*** Stored data ***

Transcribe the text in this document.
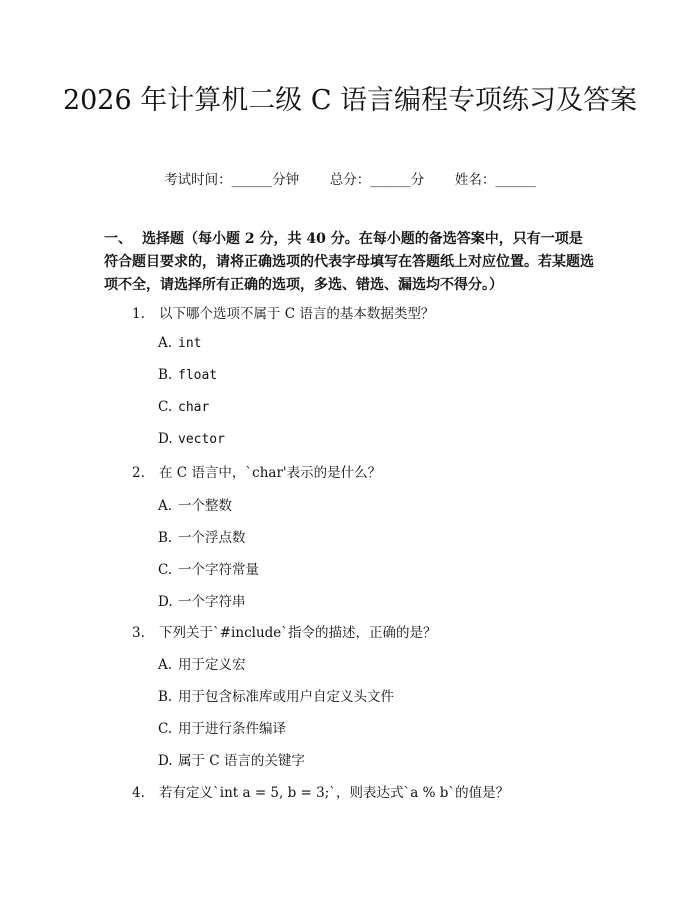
2026 年计算机二级 C 语言编程专项练习及答案
考试时间：______分钟 总分：______分 姓名：______
一、 选择题（每小题 2 分，共 40 分。在每小题的备选答案中，只有一项是符合题目要求的，请将正确选项的代表字母填写在答题纸上对应位置。若某题选项不全，请选择所有正确的选项，多选、错选、漏选均不得分。）
1. 以下哪个选项不属于 C 语言的基本数据类型？
A. int
B. float
C. char
D. vector
2. 在 C 语言中，`char'表示的是什么？
A. 一个整数
B. 一个浮点数
C. 一个字符常量
D. 一个字符串
3. 下列关于`#include`指令的描述，正确的是？
A. 用于定义宏
B. 用于包含标准库或用户自定义头文件
C. 用于进行条件编译
D. 属于 C 语言的关键字
4. 若有定义`int a = 5, b = 3;`，则表达式`a % b`的值是？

***

- Task requirements:
Omit any images, then output the listing exactly.

- Response below:
Transcribe the text in this document.
2026 年计算机二级 C 语言编程专项练习及答案
考试时间：______分钟 总分：______分 姓名：______
一、 选择题（每小题 2 分，共 40 分。在每小题的备选答案中，只有一项是符合题目要求的，请将正确选项的代表字母填写在答题纸上对应位置。若某题选项不全，请选择所有正确的选项，多选、错选、漏选均不得分。）
1. 以下哪个选项不属于 C 语言的基本数据类型？
A. int
B. float
C. char
D. vector
2. 在 C 语言中，`char'表示的是什么？
A. 一个整数
B. 一个浮点数
C. 一个字符常量
D. 一个字符串
3. 下列关于`#include`指令的描述，正确的是？
A. 用于定义宏
B. 用于包含标准库或用户自定义头文件
C. 用于进行条件编译
D. 属于 C 语言的关键字
4. 若有定义`int a = 5, b = 3;`，则表达式`a % b`的值是？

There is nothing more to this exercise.